• [DIRECTIONS]
Word for word, retype every entry in the listing.

• [SOURCE DATA]
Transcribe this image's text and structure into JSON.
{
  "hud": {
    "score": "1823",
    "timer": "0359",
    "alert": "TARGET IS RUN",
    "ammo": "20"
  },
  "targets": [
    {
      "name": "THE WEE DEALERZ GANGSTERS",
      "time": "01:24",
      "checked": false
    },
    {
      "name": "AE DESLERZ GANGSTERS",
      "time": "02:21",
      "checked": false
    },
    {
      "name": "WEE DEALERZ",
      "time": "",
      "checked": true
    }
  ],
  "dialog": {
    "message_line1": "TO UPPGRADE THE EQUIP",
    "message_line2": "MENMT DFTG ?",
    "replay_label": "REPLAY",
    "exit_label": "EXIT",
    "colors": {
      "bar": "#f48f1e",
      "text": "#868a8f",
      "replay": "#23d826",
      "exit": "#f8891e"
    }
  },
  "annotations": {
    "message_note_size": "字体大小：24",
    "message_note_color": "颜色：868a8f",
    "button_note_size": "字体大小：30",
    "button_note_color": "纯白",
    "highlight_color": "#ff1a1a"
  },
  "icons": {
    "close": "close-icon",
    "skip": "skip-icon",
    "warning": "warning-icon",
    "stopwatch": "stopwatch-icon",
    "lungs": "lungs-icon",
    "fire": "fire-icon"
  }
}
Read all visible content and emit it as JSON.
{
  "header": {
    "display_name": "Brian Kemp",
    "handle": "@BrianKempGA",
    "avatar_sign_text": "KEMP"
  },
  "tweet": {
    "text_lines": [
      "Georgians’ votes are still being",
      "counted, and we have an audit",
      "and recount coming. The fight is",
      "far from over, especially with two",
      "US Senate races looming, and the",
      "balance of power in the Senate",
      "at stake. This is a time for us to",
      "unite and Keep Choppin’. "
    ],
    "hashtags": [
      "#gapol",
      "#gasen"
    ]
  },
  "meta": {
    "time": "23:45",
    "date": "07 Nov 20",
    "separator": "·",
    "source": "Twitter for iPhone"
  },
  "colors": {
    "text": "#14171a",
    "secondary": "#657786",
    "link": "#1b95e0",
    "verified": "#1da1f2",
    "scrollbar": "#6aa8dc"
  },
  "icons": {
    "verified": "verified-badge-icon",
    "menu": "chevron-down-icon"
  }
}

• [EXPECTED OUTPUT]
Transcribe this image's text and structure into JSON.
{
  "hud": {
    "score": "1823",
    "timer": "0359",
    "alert": "TARGET IS RUN",
    "ammo": "20"
  },
  "targets": [
    {
      "name": "THE WEE DEALERZ GANGSTERS",
      "time": "01:24",
      "checked": false
    },
    {
      "name": "AE DESLERZ GANGSTERS",
      "time": "02:21",
      "checked": false
    },
    {
      "name": "WEE DEALERZ",
      "time": "",
      "checked": true
    }
  ],
  "dialog": {
    "message_line1": "TO UPPGRADE THE EQUIP",
    "message_line2": "MENMT DFTG ?",
    "replay_label": "REPLAY",
    "exit_label": "EXIT",
    "colors": {
      "bar": "#f48f1e",
      "text": "#868a8f",
      "replay": "#23d826",
      "exit": "#f8891e"
    }
  },
  "annotations": {
    "message_note_size": "字体大小：24",
    "message_note_color": "颜色：868a8f",
    "button_note_size": "字体大小：30",
    "button_note_color": "纯白",
    "highlight_color": "#ff1a1a"
  },
  "icons": {
    "close": "close-icon",
    "skip": "skip-icon",
    "warning": "warning-icon",
    "stopwatch": "stopwatch-icon",
    "lungs": "lungs-icon",
    "fire": "fire-icon"
  }
}
Read all visible content and emit it as JSON.
{
  "header": {
    "display_name": "Brian Kemp",
    "handle": "@BrianKempGA",
    "avatar_sign_text": "KEMP"
  },
  "tweet": {
    "text_lines": [
      "Georgians’ votes are still being",
      "counted, and we have an audit",
      "and recount coming. The fight is",
      "far from over, especially with two",
      "US Senate races looming, and the",
      "balance of power in the Senate",
      "at stake. This is a time for us to",
      "unite and Keep Choppin’. "
    ],
    "hashtags": [
      "#gapol",
      "#gasen"
    ]
  },
  "meta": {
    "time": "23:45",
    "date": "07 Nov 20",
    "separator": "·",
    "source": "Twitter for iPhone"
  },
  "colors": {
    "text": "#14171a",
    "secondary": "#657786",
    "link": "#1b95e0",
    "verified": "#1da1f2",
    "scrollbar": "#6aa8dc"
  },
  "icons": {
    "verified": "verified-badge-icon",
    "menu": "chevron-down-icon"
  }
}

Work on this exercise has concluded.